● RECORDS SUPPLIED:
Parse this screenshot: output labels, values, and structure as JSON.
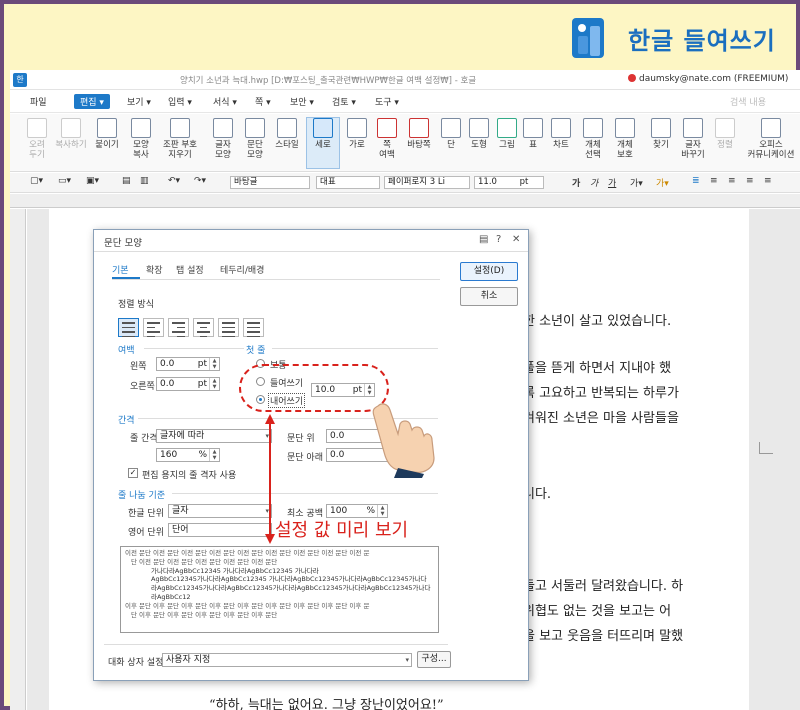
{
  "banner": {
    "title": "한글 들여쓰기"
  },
  "window": {
    "app_icon": "한",
    "title": "양치기 소년과 늑대.hwp [D:₩포스팅_출국관련₩HWP₩한글 여백 설정₩] - 호글",
    "account": "daumsky@nate.com (FREEMIUM)",
    "hint": "검색 내용"
  },
  "menu": [
    "파일",
    "편집 ▾",
    "보기 ▾",
    "입력 ▾",
    "서식 ▾",
    "쪽 ▾",
    "보안 ▾",
    "검토 ▾",
    "도구 ▾"
  ],
  "ribbon": {
    "cut": "오려\n두기",
    "copy": "복사하기",
    "paste": "붙이기",
    "shape_copy": "모양\n복사",
    "clear": "조판 부호\n지우기",
    "char_shape": "글자\n모양",
    "para_shape": "문단\n모양",
    "style": "스타일",
    "portrait": "세로",
    "landscape": "가로",
    "margin": "쪽\n여백",
    "bg": "바탕쪽",
    "col": "단",
    "draw": "도형",
    "picture": "그림",
    "table": "표",
    "chart": "차트",
    "select": "개체\n선택",
    "protect": "개체\n보호",
    "find": "찾기",
    "replace": "글자\n바꾸기",
    "arrange": "정렬",
    "office": "오피스\n커뮤니케이션"
  },
  "format": {
    "style": "바탕글",
    "lang": "대표",
    "font": "페이퍼로지 3 Li",
    "size": "11.0",
    "unit": "pt"
  },
  "doc": {
    "lines": [
      "한 소년이 살고 있었습니다.",
      "풀을 뜯게 하면서 지내야 했",
      "록 고요하고 반복되는 하루가",
      "겨워진 소년은 마을 사람들을",
      "니다.",
      "들고 서둘러 달려왔습니다. 하",
      "위협도 없는 것을 보고는 어",
      "을 보고 웃음을 터뜨리며 말했",
      "“하하, 늑대는 없어요. 그냥 장난이었어요!”"
    ]
  },
  "dialog": {
    "title": "문단 모양",
    "tabs": [
      "기본",
      "확장",
      "탭 설정",
      "테두리/배경"
    ],
    "ok": "설정(D)",
    "cancel": "취소",
    "align_title": "정렬 방식",
    "margin_title": "여백",
    "left_label": "왼쪽",
    "left_value": "0.0",
    "right_label": "오른쪽",
    "right_value": "0.0",
    "unit": "pt",
    "first_title": "첫 줄",
    "first_opts": [
      "보통",
      "들여쓰기",
      "내어쓰기"
    ],
    "first_value": "10.0",
    "spacing_title": "간격",
    "line_label": "줄 간격",
    "line_type": "글자에 따라",
    "line_value": "160",
    "percent": "%",
    "above_label": "문단 위",
    "above_value": "0.0",
    "below_label": "문단 아래",
    "below_value": "0.0",
    "grid_label": "편집 용지의 줄 격자 사용",
    "linebreak_title": "줄 나눔 기준",
    "hangul_label": "한글 단위",
    "hangul_value": "글자",
    "english_label": "영어 단위",
    "english_value": "단어",
    "min_space_label": "최소 공백",
    "min_space_value": "100",
    "preview_lines": [
      "이전 문단 이전 문단 이전 문단 이전 문단 이전 문단 이전 문단 이전 문단 이전 문단 이전 문",
      "단 이전 문단 이전 문단 이전 문단 이전 문단 이전 문단",
      "가나다라AgBbCc12345     가나다라AgBbCc12345     가나다라",
      "AgBbCc12345가나다라AgBbCc12345 가나다라AgBbCc12345가나다라AgBbCc12345가나다",
      "라AgBbCc12345가나다라AgBbCc12345가나다라AgBbCc12345가나다라AgBbCc12345가나다",
      "라AgBbCc12",
      "이후 문단 이후 문단 이후 문단 이후 문단 이후 문단 이후 문단 이후 문단 이후 문단 이후 문",
      "단 이후 문단 이후 문단 이후 문단 이후 문단 이후 문단"
    ],
    "footer_label": "대화 상자 설정",
    "footer_value": "사용자 지정",
    "compose": "구성..."
  },
  "annotation": {
    "label": "설정 값 미리 보기",
    "color": "#d9221c"
  }
}
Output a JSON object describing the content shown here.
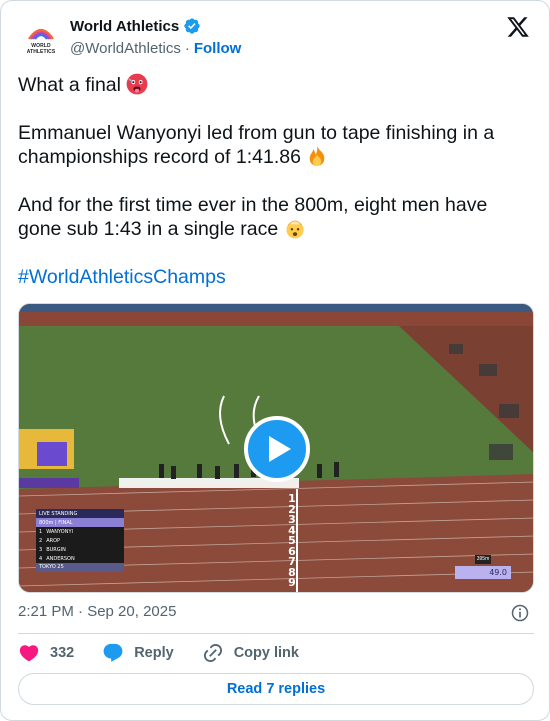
{
  "author": {
    "display_name": "World Athletics",
    "handle": "@WorldAthletics",
    "separator": "·",
    "follow_label": "Follow",
    "verified": true,
    "avatar_text_line1": "WORLD",
    "avatar_text_line2": "ATHLETICS"
  },
  "tweet": {
    "line1": "What a final",
    "line1_emoji": "hot-face-emoji",
    "para2": "Emmanuel Wanyonyi led from gun to tape finishing in a championships record of 1:41.86",
    "para2_emoji": "fire-emoji",
    "para3": "And for the first time ever in the 800m, eight men have gone sub 1:43 in a single race",
    "para3_emoji": "exploding-head-emoji",
    "hashtag": "#WorldAthleticsChamps"
  },
  "media": {
    "type": "video",
    "overlay": {
      "title": "LIVE STANDING",
      "event": "800m | FINAL",
      "rows": [
        {
          "pos": "1",
          "name": "WANYONYI"
        },
        {
          "pos": "2",
          "name": "AROP"
        },
        {
          "pos": "3",
          "name": "BURGIN"
        },
        {
          "pos": "4",
          "name": "ANDERSON"
        }
      ],
      "footer": "TOKYO 25",
      "distance": "395m",
      "time": "49.0"
    },
    "finish_numbers": [
      "1",
      "2",
      "3",
      "4",
      "5",
      "6",
      "7",
      "8",
      "9"
    ]
  },
  "meta": {
    "timestamp": "2:21 PM · Sep 20, 2025"
  },
  "actions": {
    "like_count": "332",
    "reply_label": "Reply",
    "copy_link_label": "Copy link"
  },
  "read_replies_label": "Read 7 replies",
  "colors": {
    "accent": "#006fd6",
    "verified": "#1d9bf0",
    "like": "#f91880",
    "text": "#0f1419",
    "muted": "#536471",
    "border": "#cfd9de"
  }
}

● PROMPT:
Repeat the data above exactly, but not the pictures.

● WRITTEN REPLY:
Parse this screenshot: output labels, values, and structure as JSON.
{
  "banner": {
    "title": "한글 들여쓰기"
  },
  "window": {
    "app_icon": "한",
    "title": "양치기 소년과 늑대.hwp [D:₩포스팅_출국관련₩HWP₩한글 여백 설정₩] - 호글",
    "account": "daumsky@nate.com (FREEMIUM)",
    "hint": "검색 내용"
  },
  "menu": [
    "파일",
    "편집 ▾",
    "보기 ▾",
    "입력 ▾",
    "서식 ▾",
    "쪽 ▾",
    "보안 ▾",
    "검토 ▾",
    "도구 ▾"
  ],
  "ribbon": {
    "cut": "오려\n두기",
    "copy": "복사하기",
    "paste": "붙이기",
    "shape_copy": "모양\n복사",
    "clear": "조판 부호\n지우기",
    "char_shape": "글자\n모양",
    "para_shape": "문단\n모양",
    "style": "스타일",
    "portrait": "세로",
    "landscape": "가로",
    "margin": "쪽\n여백",
    "bg": "바탕쪽",
    "col": "단",
    "draw": "도형",
    "picture": "그림",
    "table": "표",
    "chart": "차트",
    "select": "개체\n선택",
    "protect": "개체\n보호",
    "find": "찾기",
    "replace": "글자\n바꾸기",
    "arrange": "정렬",
    "office": "오피스\n커뮤니케이션"
  },
  "format": {
    "style": "바탕글",
    "lang": "대표",
    "font": "페이퍼로지 3 Li",
    "size": "11.0",
    "unit": "pt"
  },
  "doc": {
    "lines": [
      "한 소년이 살고 있었습니다.",
      "풀을 뜯게 하면서 지내야 했",
      "록 고요하고 반복되는 하루가",
      "겨워진 소년은 마을 사람들을",
      "니다.",
      "들고 서둘러 달려왔습니다. 하",
      "위협도 없는 것을 보고는 어",
      "을 보고 웃음을 터뜨리며 말했",
      "“하하, 늑대는 없어요. 그냥 장난이었어요!”"
    ]
  },
  "dialog": {
    "title": "문단 모양",
    "tabs": [
      "기본",
      "확장",
      "탭 설정",
      "테두리/배경"
    ],
    "ok": "설정(D)",
    "cancel": "취소",
    "align_title": "정렬 방식",
    "margin_title": "여백",
    "left_label": "왼쪽",
    "left_value": "0.0",
    "right_label": "오른쪽",
    "right_value": "0.0",
    "unit": "pt",
    "first_title": "첫 줄",
    "first_opts": [
      "보통",
      "들여쓰기",
      "내어쓰기"
    ],
    "first_value": "10.0",
    "spacing_title": "간격",
    "line_label": "줄 간격",
    "line_type": "글자에 따라",
    "line_value": "160",
    "percent": "%",
    "above_label": "문단 위",
    "above_value": "0.0",
    "below_label": "문단 아래",
    "below_value": "0.0",
    "grid_label": "편집 용지의 줄 격자 사용",
    "linebreak_title": "줄 나눔 기준",
    "hangul_label": "한글 단위",
    "hangul_value": "글자",
    "english_label": "영어 단위",
    "english_value": "단어",
    "min_space_label": "최소 공백",
    "min_space_value": "100",
    "preview_lines": [
      "이전 문단 이전 문단 이전 문단 이전 문단 이전 문단 이전 문단 이전 문단 이전 문단 이전 문",
      "단 이전 문단 이전 문단 이전 문단 이전 문단 이전 문단",
      "가나다라AgBbCc12345     가나다라AgBbCc12345     가나다라",
      "AgBbCc12345가나다라AgBbCc12345 가나다라AgBbCc12345가나다라AgBbCc12345가나다",
      "라AgBbCc12345가나다라AgBbCc12345가나다라AgBbCc12345가나다라AgBbCc12345가나다",
      "라AgBbCc12",
      "이후 문단 이후 문단 이후 문단 이후 문단 이후 문단 이후 문단 이후 문단 이후 문단 이후 문",
      "단 이후 문단 이후 문단 이후 문단 이후 문단 이후 문단"
    ],
    "footer_label": "대화 상자 설정",
    "footer_value": "사용자 지정",
    "compose": "구성..."
  },
  "annotation": {
    "label": "설정 값 미리 보기",
    "color": "#d9221c"
  }
}
Output a JSON object describing the content shown here.
{
  "author": {
    "display_name": "World Athletics",
    "handle": "@WorldAthletics",
    "separator": "·",
    "follow_label": "Follow",
    "verified": true,
    "avatar_text_line1": "WORLD",
    "avatar_text_line2": "ATHLETICS"
  },
  "tweet": {
    "line1": "What a final",
    "line1_emoji": "hot-face-emoji",
    "para2": "Emmanuel Wanyonyi led from gun to tape finishing in a championships record of 1:41.86",
    "para2_emoji": "fire-emoji",
    "para3": "And for the first time ever in the 800m, eight men have gone sub 1:43 in a single race",
    "para3_emoji": "exploding-head-emoji",
    "hashtag": "#WorldAthleticsChamps"
  },
  "media": {
    "type": "video",
    "overlay": {
      "title": "LIVE STANDING",
      "event": "800m | FINAL",
      "rows": [
        {
          "pos": "1",
          "name": "WANYONYI"
        },
        {
          "pos": "2",
          "name": "AROP"
        },
        {
          "pos": "3",
          "name": "BURGIN"
        },
        {
          "pos": "4",
          "name": "ANDERSON"
        }
      ],
      "footer": "TOKYO 25",
      "distance": "395m",
      "time": "49.0"
    },
    "finish_numbers": [
      "1",
      "2",
      "3",
      "4",
      "5",
      "6",
      "7",
      "8",
      "9"
    ]
  },
  "meta": {
    "timestamp": "2:21 PM · Sep 20, 2025"
  },
  "actions": {
    "like_count": "332",
    "reply_label": "Reply",
    "copy_link_label": "Copy link"
  },
  "read_replies_label": "Read 7 replies",
  "colors": {
    "accent": "#006fd6",
    "verified": "#1d9bf0",
    "like": "#f91880",
    "text": "#0f1419",
    "muted": "#536471",
    "border": "#cfd9de"
  }
}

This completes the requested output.